* [Records provided]
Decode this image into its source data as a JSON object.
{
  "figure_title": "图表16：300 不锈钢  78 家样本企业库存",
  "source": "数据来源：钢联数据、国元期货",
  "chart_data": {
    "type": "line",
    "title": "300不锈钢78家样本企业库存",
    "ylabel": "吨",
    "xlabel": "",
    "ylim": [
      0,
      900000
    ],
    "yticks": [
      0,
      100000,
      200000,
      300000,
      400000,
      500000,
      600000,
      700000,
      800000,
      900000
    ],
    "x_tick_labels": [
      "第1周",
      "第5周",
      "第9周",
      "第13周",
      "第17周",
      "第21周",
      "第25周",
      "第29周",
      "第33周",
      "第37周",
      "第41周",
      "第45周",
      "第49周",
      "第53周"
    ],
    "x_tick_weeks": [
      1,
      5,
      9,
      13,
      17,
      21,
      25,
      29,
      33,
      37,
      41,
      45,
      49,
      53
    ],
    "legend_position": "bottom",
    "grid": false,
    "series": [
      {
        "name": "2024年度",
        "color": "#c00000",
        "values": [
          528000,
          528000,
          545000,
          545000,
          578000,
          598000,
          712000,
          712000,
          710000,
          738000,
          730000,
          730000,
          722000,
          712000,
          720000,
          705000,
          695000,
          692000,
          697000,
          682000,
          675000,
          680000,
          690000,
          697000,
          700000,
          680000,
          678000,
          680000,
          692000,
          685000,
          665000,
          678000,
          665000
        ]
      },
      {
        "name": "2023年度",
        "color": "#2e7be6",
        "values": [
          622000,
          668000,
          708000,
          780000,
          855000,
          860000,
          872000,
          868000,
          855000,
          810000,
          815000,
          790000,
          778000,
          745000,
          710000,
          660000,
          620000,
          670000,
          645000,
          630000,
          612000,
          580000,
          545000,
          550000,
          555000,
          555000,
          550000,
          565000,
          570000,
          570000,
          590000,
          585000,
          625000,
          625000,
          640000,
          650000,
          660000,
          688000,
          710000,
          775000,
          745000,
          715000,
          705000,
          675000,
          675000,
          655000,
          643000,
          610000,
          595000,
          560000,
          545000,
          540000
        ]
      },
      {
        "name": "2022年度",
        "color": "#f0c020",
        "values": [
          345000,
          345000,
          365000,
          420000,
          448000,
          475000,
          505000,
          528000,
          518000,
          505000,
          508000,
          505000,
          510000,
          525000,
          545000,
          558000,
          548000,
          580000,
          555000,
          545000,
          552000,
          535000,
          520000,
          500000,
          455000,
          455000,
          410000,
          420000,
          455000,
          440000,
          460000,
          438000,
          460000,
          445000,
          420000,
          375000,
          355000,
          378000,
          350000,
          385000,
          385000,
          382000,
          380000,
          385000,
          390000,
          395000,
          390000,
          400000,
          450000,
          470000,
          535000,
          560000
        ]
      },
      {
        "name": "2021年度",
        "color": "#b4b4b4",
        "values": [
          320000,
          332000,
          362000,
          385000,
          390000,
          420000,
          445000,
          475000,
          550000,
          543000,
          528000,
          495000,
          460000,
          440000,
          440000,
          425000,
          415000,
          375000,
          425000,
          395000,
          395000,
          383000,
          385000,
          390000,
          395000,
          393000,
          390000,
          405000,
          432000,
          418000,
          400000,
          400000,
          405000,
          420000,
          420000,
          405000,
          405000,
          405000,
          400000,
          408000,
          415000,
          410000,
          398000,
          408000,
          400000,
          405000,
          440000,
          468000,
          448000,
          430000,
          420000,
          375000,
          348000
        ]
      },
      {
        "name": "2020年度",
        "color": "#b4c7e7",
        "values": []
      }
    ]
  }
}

--

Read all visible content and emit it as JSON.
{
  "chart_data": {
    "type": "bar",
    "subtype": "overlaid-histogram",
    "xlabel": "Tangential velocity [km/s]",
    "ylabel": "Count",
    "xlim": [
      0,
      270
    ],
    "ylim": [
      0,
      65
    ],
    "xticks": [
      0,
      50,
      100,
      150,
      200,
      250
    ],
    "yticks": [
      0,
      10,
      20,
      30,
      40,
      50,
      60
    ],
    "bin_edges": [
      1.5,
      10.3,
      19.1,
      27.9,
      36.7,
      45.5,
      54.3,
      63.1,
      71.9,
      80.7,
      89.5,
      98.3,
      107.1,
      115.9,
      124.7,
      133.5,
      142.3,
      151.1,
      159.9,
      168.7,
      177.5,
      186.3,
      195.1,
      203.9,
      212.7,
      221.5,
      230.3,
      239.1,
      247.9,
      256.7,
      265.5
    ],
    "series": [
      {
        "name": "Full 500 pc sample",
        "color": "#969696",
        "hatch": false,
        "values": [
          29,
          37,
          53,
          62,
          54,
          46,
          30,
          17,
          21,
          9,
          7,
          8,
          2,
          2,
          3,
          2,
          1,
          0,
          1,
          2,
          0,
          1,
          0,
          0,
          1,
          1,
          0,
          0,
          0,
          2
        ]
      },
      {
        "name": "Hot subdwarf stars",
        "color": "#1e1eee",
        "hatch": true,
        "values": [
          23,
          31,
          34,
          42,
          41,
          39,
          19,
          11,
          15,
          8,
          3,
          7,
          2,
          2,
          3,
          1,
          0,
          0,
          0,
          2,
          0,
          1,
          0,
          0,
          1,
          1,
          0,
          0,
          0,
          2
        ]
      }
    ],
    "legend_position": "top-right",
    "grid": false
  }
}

==

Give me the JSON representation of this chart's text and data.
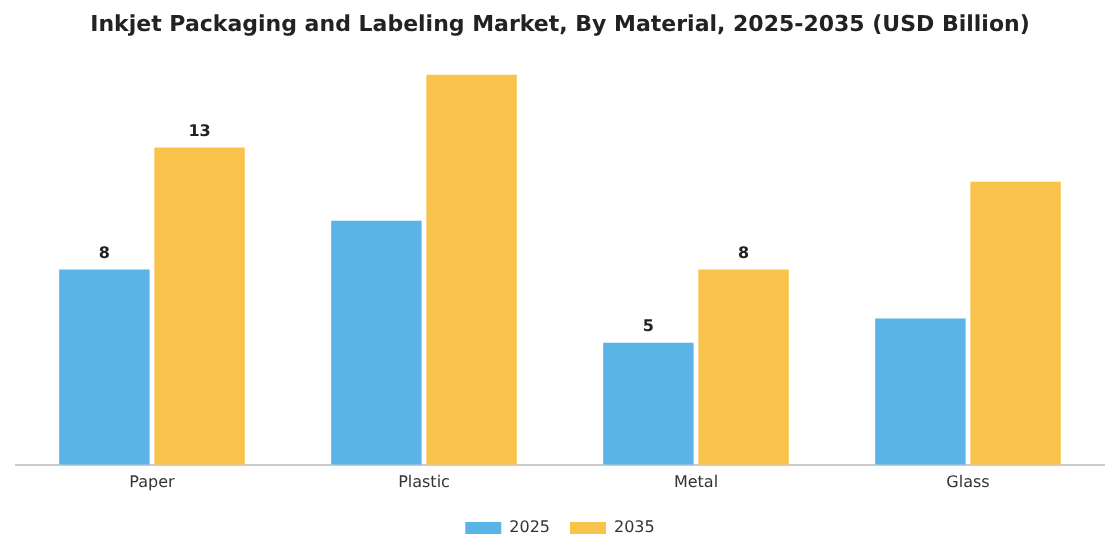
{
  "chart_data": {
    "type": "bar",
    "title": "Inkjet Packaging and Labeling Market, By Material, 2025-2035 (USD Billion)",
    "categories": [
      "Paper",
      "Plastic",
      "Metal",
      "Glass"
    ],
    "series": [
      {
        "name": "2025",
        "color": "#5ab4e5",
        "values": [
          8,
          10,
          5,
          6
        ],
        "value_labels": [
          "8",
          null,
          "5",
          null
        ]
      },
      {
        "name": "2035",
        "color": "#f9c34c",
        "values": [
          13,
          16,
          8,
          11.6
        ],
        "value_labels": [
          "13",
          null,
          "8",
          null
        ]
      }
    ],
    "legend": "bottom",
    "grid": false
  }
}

* [Request]
Using the entries above, return each line in which the word "false" occurs.

* [Correct response]
    "grid": false,
        "hatch": false,
    "grid": false
    "grid": false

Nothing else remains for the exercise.